* Records to process
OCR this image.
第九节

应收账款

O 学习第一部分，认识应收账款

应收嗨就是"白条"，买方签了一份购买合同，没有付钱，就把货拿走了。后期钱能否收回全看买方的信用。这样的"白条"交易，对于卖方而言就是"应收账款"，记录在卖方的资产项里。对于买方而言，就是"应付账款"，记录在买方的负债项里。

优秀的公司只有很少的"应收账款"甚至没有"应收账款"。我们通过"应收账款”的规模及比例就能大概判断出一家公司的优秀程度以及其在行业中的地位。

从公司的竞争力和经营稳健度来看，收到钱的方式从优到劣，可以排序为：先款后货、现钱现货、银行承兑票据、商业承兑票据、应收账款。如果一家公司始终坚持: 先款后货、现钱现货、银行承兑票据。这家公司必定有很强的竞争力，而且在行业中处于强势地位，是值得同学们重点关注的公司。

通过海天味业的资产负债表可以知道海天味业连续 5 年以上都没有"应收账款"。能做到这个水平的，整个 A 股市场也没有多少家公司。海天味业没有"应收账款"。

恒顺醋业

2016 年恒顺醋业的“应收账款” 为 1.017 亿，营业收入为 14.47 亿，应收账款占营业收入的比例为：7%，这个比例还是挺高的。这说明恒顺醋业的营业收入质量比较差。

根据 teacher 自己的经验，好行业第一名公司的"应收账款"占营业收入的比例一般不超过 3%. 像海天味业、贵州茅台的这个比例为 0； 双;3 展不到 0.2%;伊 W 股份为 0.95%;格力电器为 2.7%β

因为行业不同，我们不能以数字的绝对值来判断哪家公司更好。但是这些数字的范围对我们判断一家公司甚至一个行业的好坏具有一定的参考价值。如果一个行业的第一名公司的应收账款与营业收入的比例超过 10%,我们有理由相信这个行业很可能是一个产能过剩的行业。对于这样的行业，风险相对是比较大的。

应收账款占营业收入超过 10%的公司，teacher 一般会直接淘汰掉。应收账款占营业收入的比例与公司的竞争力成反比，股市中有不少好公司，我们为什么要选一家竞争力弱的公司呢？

* Problem details
Repeat all of the entries exactly.

* Finished answer
OCR this image.
第九节

应收账款

O 学习第一部分，认识应收账款

应收嗨就是"白条"，买方签了一份购买合同，没有付钱，就把货拿走了。后期钱能否收回全看买方的信用。这样的"白条"交易，对于卖方而言就是"应收账款"，记录在卖方的资产项里。对于买方而言，就是"应付账款"，记录在买方的负债项里。

优秀的公司只有很少的"应收账款"甚至没有"应收账款"。我们通过"应收账款”的规模及比例就能大概判断出一家公司的优秀程度以及其在行业中的地位。

从公司的竞争力和经营稳健度来看，收到钱的方式从优到劣，可以排序为：先款后货、现钱现货、银行承兑票据、商业承兑票据、应收账款。如果一家公司始终坚持: 先款后货、现钱现货、银行承兑票据。这家公司必定有很强的竞争力，而且在行业中处于强势地位，是值得同学们重点关注的公司。

通过海天味业的资产负债表可以知道海天味业连续 5 年以上都没有"应收账款"。能做到这个水平的，整个 A 股市场也没有多少家公司。海天味业没有"应收账款"。

恒顺醋业

2016 年恒顺醋业的“应收账款” 为 1.017 亿，营业收入为 14.47 亿，应收账款占营业收入的比例为：7%，这个比例还是挺高的。这说明恒顺醋业的营业收入质量比较差。

根据 teacher 自己的经验，好行业第一名公司的"应收账款"占营业收入的比例一般不超过 3%. 像海天味业、贵州茅台的这个比例为 0； 双;3 展不到 0.2%;伊 W 股份为 0.95%;格力电器为 2.7%β

因为行业不同，我们不能以数字的绝对值来判断哪家公司更好。但是这些数字的范围对我们判断一家公司甚至一个行业的好坏具有一定的参考价值。如果一个行业的第一名公司的应收账款与营业收入的比例超过 10%,我们有理由相信这个行业很可能是一个产能过剩的行业。对于这样的行业，风险相对是比较大的。

应收账款占营业收入超过 10%的公司，teacher 一般会直接淘汰掉。应收账款占营业收入的比例与公司的竞争力成反比，股市中有不少好公司，我们为什么要选一家竞争力弱的公司呢？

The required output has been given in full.